TASK DIRECTIONS
Locate every line in the material below that has the word "Корея". Copy each of those lines.

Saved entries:
* Begin *
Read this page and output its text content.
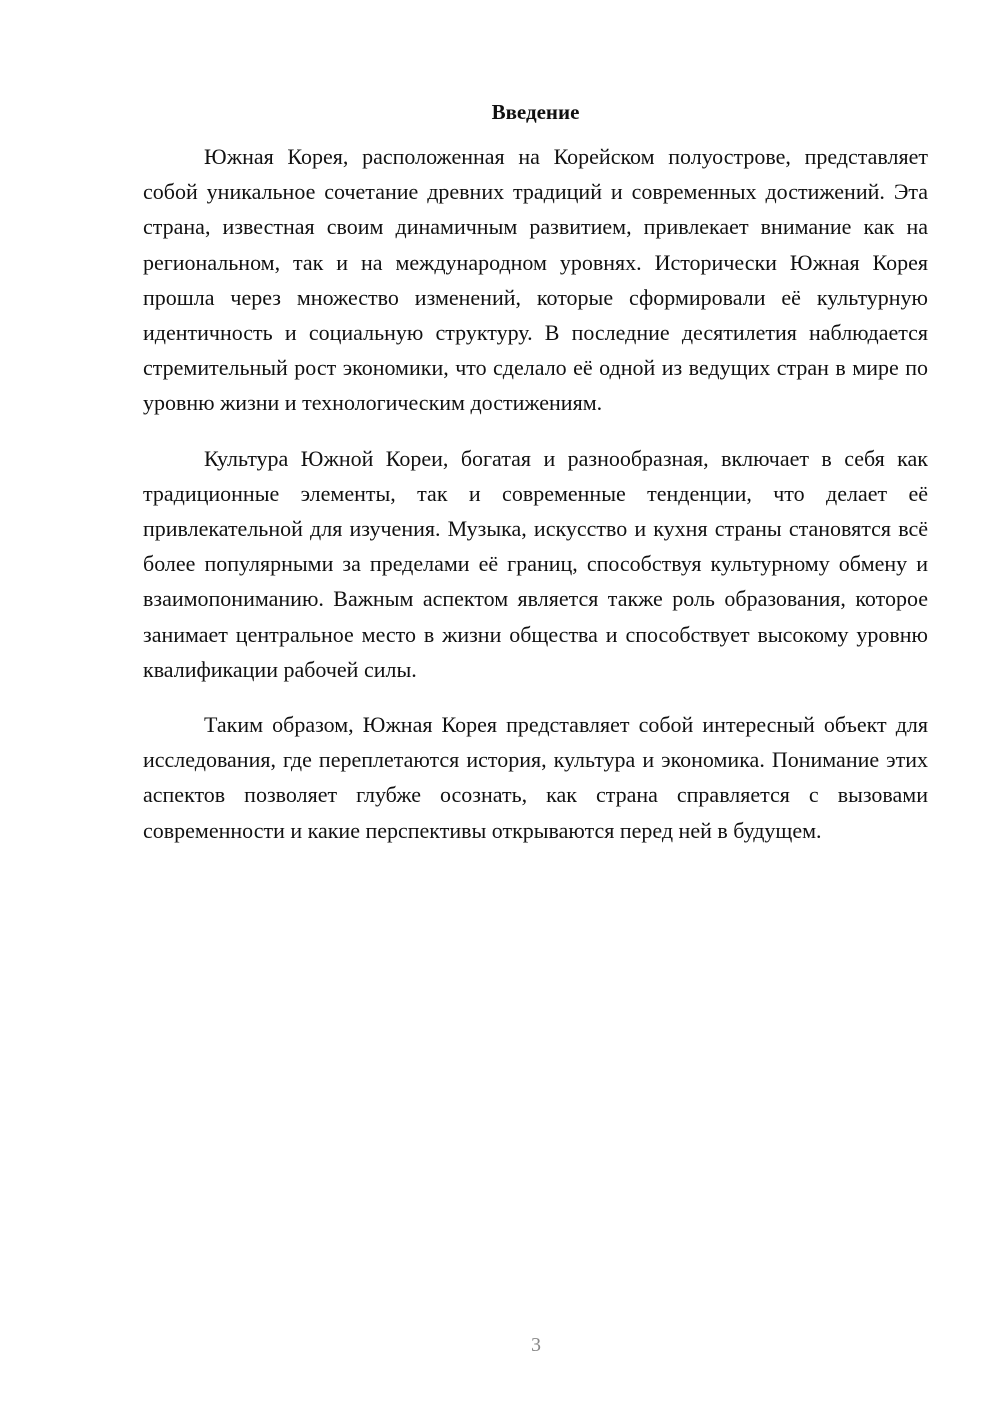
Введение

Южная Корея, расположенная на Корейском полуострове, представляет собой уникальное сочетание древних традиций и современных достижений. Эта страна, известная своим динамичным развитием, привлекает внимание как на региональном, так и на международном уровнях. Исторически Южная Корея прошла через множество изменений, которые сформировали её культурную идентичность и социальную структуру. В последние десятилетия наблюдается стремительный рост экономики, что сделало её одной из ведущих стран в мире по уровню жизни и технологическим достижениям.

Культура Южной Кореи, богатая и разнообразная, включает в себя как традиционные элементы, так и современные тенденции, что делает её привлекательной для изучения. Музыка, искусство и кухня страны становятся всё более популярными за пределами её границ, способствуя культурному обмену и взаимопониманию. Важным аспектом является также роль образования, которое занимает центральное место в жизни общества и способствует высокому уровню квалификации рабочей силы.

Таким образом, Южная Корея представляет собой интересный объект для исследования, где переплетаются история, культура и экономика. Понимание этих аспектов позволяет глубже осознать, как страна справляется с вызовами современности и какие перспективы открываются перед ней в будущем.

3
* End *
SOLUTION
Южная Корея, расположенная на Корейском полуострове, представляет собой уникальное сочетание древних традиций и современных достижений. Эта страна, известная своим динамичным развитием, привлекает внимание как на региональном, так и на международном уровнях. Исторически Южная Корея прошла через множество изменений, которые сформировали её культурную идентичность и социальную структуру. В последние десятилетия наблюдается стремительный рост экономики, что сделало её одной из ведущих стран в мире по уровню жизни и технологическим достижениям.
Таким образом, Южная Корея представляет собой интересный объект для исследования, где переплетаются история, культура и экономика. Понимание этих аспектов позволяет глубже осознать, как страна справляется с вызовами современности и какие перспективы открываются перед ней в будущем.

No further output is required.